**** DATA SHOWN ****
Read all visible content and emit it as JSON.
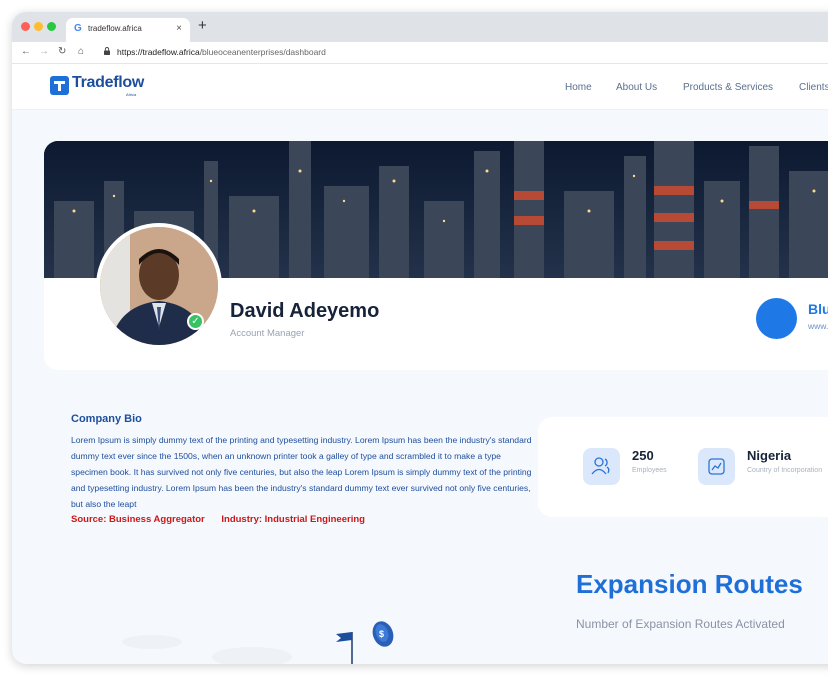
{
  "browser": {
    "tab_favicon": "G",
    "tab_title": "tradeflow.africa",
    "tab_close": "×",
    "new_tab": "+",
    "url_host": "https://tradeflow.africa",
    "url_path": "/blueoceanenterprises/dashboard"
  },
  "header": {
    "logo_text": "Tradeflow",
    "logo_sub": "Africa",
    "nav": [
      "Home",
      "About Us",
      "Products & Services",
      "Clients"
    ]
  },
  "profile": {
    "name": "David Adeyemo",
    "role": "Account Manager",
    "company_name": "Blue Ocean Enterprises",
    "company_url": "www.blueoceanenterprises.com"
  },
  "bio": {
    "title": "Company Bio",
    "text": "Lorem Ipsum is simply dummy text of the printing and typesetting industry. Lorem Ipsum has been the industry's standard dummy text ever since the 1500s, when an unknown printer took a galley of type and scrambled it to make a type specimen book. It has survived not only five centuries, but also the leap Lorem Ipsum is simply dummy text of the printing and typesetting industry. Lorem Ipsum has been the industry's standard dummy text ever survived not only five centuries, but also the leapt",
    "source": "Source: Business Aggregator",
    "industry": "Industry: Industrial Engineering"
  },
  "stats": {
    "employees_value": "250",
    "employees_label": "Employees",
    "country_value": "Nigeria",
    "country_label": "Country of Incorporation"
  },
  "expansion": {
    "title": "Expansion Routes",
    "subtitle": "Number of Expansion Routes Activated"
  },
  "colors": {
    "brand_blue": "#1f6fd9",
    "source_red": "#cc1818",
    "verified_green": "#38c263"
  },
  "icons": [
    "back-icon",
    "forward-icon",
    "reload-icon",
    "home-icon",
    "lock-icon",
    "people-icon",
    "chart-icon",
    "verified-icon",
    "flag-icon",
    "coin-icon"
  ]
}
****
**** DATA SHOWN ****
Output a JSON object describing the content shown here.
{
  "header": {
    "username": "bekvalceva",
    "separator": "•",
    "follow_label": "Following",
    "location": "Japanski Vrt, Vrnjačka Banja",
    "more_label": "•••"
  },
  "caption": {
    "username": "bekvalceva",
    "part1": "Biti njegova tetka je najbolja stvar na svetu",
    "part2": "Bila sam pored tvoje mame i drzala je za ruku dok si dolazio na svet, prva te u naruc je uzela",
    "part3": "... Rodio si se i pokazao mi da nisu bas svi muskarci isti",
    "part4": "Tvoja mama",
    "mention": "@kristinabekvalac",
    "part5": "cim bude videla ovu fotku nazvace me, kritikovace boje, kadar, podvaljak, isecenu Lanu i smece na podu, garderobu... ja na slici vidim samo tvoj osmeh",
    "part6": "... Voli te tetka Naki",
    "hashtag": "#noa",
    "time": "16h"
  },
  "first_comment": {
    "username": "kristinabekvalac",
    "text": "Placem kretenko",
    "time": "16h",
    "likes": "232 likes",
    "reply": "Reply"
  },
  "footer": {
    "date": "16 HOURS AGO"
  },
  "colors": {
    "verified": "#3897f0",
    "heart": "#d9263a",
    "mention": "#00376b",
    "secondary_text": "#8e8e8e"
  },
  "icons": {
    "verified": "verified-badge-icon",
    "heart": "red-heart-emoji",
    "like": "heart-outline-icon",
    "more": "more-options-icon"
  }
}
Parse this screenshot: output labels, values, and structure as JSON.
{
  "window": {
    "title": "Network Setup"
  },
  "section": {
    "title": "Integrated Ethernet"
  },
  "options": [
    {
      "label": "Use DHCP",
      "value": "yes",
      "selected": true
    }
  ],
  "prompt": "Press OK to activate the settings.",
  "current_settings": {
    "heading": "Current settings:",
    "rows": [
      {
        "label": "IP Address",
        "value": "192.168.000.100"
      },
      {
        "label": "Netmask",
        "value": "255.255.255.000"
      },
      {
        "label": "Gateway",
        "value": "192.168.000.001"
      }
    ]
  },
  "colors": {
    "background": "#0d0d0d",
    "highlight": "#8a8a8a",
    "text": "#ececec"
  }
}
****
**** DATA SHOWN ****
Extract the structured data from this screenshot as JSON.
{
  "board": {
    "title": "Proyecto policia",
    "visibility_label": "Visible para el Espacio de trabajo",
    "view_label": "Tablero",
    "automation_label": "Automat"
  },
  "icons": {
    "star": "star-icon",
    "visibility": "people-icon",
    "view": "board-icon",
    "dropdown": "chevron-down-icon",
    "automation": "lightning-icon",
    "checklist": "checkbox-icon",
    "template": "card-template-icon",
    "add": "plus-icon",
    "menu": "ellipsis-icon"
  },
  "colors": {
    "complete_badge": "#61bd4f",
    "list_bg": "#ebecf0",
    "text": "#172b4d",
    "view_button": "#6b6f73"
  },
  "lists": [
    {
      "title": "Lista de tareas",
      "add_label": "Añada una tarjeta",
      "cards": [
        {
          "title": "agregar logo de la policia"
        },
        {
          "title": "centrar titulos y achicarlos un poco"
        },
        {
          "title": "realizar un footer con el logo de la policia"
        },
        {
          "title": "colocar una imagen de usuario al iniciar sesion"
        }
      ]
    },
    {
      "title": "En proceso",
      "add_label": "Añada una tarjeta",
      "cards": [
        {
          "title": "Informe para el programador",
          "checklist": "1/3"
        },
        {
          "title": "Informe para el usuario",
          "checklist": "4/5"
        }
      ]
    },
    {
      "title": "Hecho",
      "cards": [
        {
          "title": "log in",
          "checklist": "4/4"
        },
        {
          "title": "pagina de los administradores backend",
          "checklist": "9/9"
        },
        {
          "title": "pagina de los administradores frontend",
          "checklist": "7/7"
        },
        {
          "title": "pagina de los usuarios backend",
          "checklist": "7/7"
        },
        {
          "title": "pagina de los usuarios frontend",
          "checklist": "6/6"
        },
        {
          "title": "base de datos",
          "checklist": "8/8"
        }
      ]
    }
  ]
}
****
> CHALLENGE:
Count how many lines of the listing above include "frontend" and report that number alone.

> RESPONSE TO THE EXERCISE:
2